» EXERCISE MATERIAL:
....
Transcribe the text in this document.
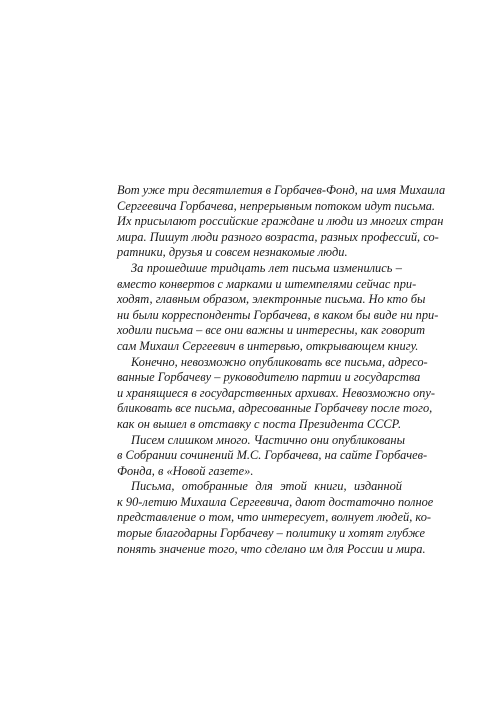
Вот уже три десятилетия в Горбачев-Фонд, на имя Михаила
Сергеевича Горбачева, непрерывным потоком идут письма.
Их присылают российские граждане и люди из многих стран
мира. Пишут люди разного возраста, разных профессий, со-
ратники, друзья и совсем незнакомые люди.
За прошедшие тридцать лет письма изменились –
вместо конвертов с марками и штемпелями сейчас при-
ходят, главным образом, электронные письма. Но кто бы
ни были корреспонденты Горбачева, в каком бы виде ни при-
ходили письма – все они важны и интересны, как говорит
сам Михаил Сергеевич в интервью, открывающем книгу.
Конечно, невозможно опубликовать все письма, адресо-
ванные Горбачеву – руководителю партии и государства
и хранящиеся в государственных архивах. Невозможно опу-
бликовать все письма, адресованные Горбачеву после того,
как он вышел в отставку с поста Президента СССР.
Писем слишком много. Частично они опубликованы
в Собрании сочинений М.С. Горбачева, на сайте Горбачев-
Фонда, в «Новой газете».
Письма, отобранные для этой книги, изданной
к 90-летию Михаила Сергеевича, дают достаточно полное
представление о том, что интересует, волнует людей, ко-
торые благодарны Горбачеву – политику и хотят глубже
понять значение того, что сделано им для России и мира.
....
» EXERCISE GOAL:
Give back each entry exactly as it appears, with no pictures.

» RESPONSE TO THE EXERCISE:
Transcribe the text in this document.
Вот уже три десятилетия в Горбачев-Фонд, на имя Михаила
Сергеевича Горбачева, непрерывным потоком идут письма.
Их присылают российские граждане и люди из многих стран
мира. Пишут люди разного возраста, разных профессий, со-
ратники, друзья и совсем незнакомые люди.
За прошедшие тридцать лет письма изменились –
вместо конвертов с марками и штемпелями сейчас при-
ходят, главным образом, электронные письма. Но кто бы
ни были корреспонденты Горбачева, в каком бы виде ни при-
ходили письма – все они важны и интересны, как говорит
сам Михаил Сергеевич в интервью, открывающем книгу.
Конечно, невозможно опубликовать все письма, адресо-
ванные Горбачеву – руководителю партии и государства
и хранящиеся в государственных архивах. Невозможно опу-
бликовать все письма, адресованные Горбачеву после того,
как он вышел в отставку с поста Президента СССР.
Писем слишком много. Частично они опубликованы
в Собрании сочинений М.С. Горбачева, на сайте Горбачев-
Фонда, в «Новой газете».
Письма, отобранные для этой книги, изданной
к 90-летию Михаила Сергеевича, дают достаточно полное
представление о том, что интересует, волнует людей, ко-
торые благодарны Горбачеву – политику и хотят глубже
понять значение того, что сделано им для России и мира.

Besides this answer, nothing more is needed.